— Written exercise —
Keep only those lines of the records that include the string "https".

─── Data for this exercise

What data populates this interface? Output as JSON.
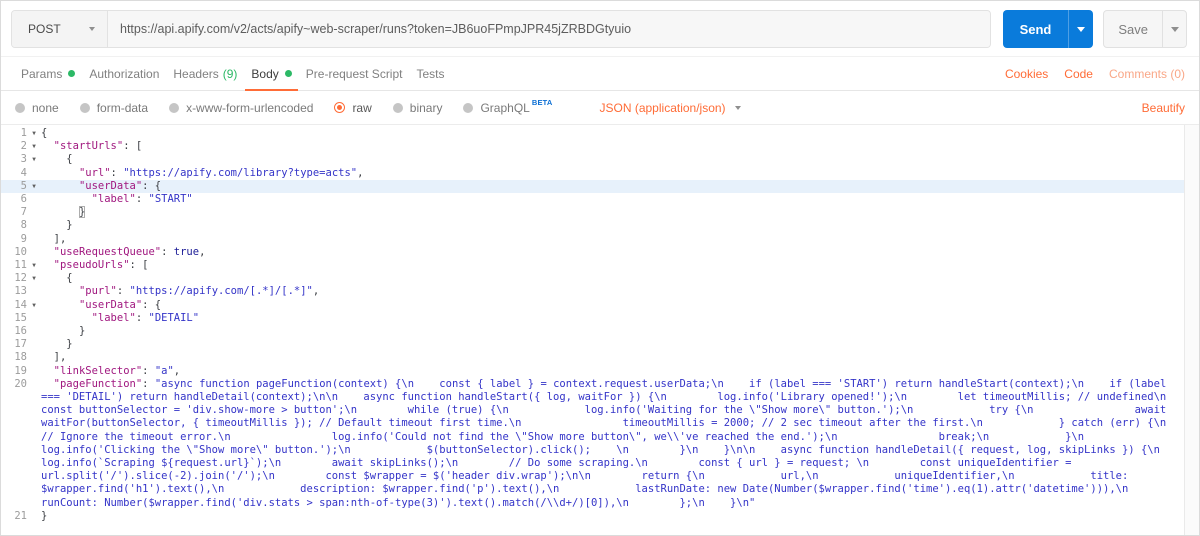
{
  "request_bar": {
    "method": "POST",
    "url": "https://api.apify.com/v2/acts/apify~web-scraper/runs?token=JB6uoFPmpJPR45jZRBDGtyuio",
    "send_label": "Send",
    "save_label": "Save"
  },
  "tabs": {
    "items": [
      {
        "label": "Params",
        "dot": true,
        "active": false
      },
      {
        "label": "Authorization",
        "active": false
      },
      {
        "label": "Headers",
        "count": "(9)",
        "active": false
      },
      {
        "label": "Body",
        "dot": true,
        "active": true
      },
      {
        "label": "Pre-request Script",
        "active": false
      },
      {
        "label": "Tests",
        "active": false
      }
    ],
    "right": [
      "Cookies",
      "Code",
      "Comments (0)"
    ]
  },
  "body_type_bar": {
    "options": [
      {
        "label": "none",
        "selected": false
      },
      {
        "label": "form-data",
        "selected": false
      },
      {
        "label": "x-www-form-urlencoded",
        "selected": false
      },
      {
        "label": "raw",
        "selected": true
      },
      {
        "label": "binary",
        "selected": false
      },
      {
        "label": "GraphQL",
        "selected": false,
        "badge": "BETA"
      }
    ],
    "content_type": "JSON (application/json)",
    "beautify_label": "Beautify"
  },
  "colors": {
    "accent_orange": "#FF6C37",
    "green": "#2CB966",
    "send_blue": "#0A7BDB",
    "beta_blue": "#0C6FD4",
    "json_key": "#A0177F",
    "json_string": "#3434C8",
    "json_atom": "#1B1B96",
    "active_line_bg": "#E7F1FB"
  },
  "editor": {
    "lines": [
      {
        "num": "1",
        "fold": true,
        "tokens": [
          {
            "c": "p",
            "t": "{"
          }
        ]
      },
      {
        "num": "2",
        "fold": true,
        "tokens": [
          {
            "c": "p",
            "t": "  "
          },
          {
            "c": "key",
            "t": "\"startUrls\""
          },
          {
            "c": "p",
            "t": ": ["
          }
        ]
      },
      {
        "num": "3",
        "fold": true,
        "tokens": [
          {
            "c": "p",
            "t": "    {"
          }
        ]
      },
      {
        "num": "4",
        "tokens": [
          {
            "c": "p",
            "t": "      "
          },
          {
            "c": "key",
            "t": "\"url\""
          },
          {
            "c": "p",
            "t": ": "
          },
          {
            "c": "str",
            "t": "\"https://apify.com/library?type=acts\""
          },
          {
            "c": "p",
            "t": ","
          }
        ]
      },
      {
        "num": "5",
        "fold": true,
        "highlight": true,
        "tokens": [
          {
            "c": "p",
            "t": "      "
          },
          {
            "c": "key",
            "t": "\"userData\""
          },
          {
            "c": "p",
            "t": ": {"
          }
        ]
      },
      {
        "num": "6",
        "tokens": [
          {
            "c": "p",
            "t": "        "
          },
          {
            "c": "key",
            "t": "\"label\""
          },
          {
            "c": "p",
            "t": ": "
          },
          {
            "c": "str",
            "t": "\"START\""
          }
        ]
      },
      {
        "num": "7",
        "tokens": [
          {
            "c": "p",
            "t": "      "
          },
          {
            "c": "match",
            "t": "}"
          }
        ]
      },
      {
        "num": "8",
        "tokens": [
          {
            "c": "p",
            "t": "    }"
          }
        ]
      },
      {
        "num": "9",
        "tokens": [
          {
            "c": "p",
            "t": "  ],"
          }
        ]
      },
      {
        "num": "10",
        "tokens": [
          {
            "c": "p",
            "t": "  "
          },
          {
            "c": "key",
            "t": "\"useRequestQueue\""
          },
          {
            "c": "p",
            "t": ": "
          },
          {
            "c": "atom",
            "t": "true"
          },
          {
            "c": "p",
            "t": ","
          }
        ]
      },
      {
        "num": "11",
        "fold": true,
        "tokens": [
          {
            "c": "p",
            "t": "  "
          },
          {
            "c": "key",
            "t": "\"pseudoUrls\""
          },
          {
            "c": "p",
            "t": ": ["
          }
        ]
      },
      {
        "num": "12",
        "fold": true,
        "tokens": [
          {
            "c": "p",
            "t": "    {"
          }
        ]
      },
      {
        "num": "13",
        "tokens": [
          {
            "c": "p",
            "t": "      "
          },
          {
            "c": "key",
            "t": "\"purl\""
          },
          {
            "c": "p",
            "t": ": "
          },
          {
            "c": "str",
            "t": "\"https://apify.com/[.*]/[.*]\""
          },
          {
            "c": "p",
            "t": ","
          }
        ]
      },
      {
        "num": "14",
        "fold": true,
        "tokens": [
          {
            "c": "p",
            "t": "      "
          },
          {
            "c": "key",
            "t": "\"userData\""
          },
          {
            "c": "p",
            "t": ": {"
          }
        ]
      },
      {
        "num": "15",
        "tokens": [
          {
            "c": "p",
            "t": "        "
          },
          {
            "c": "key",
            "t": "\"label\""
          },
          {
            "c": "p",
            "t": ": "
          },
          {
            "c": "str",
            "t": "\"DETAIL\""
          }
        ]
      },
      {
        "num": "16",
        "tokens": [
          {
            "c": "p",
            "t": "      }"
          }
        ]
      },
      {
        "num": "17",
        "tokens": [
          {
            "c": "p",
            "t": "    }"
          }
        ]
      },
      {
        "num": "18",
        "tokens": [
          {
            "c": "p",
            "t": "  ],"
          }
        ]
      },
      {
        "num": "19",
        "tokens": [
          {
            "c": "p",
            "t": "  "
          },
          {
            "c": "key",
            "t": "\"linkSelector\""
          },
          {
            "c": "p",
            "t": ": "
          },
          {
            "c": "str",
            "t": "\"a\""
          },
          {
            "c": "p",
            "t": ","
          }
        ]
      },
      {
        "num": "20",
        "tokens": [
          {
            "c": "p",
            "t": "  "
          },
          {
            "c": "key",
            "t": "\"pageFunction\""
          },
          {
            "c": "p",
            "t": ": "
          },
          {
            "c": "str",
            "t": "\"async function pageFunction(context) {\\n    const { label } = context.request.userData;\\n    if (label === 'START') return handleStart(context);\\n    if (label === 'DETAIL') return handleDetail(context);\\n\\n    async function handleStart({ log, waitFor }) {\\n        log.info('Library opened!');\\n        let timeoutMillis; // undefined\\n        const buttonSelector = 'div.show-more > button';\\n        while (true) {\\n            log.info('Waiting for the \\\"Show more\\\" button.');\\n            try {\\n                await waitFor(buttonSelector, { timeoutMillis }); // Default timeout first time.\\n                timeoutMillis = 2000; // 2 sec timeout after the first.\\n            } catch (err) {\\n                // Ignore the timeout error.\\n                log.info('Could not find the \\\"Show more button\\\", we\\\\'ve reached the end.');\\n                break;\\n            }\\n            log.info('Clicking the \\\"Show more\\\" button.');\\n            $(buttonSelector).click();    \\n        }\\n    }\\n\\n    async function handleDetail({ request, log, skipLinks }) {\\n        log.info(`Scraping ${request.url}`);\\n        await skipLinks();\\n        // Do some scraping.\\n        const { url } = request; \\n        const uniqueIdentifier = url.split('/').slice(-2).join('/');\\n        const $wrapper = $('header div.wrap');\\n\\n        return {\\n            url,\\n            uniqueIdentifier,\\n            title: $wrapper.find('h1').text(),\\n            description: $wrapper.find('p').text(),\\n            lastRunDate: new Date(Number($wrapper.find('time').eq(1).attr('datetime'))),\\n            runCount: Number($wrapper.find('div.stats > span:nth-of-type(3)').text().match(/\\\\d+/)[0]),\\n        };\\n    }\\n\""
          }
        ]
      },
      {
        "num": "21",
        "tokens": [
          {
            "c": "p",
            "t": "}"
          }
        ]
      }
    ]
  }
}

──────

— Solution to this task —
    "url": "https://api.apify.com/v2/acts/apify~web-scraper/runs?token=JB6uoFPmpJPR45jZRBDGtyuio",
            "t": "\"https://apify.com/library?type=acts\""
            "t": "\"https://apify.com/[.*]/[.*]\""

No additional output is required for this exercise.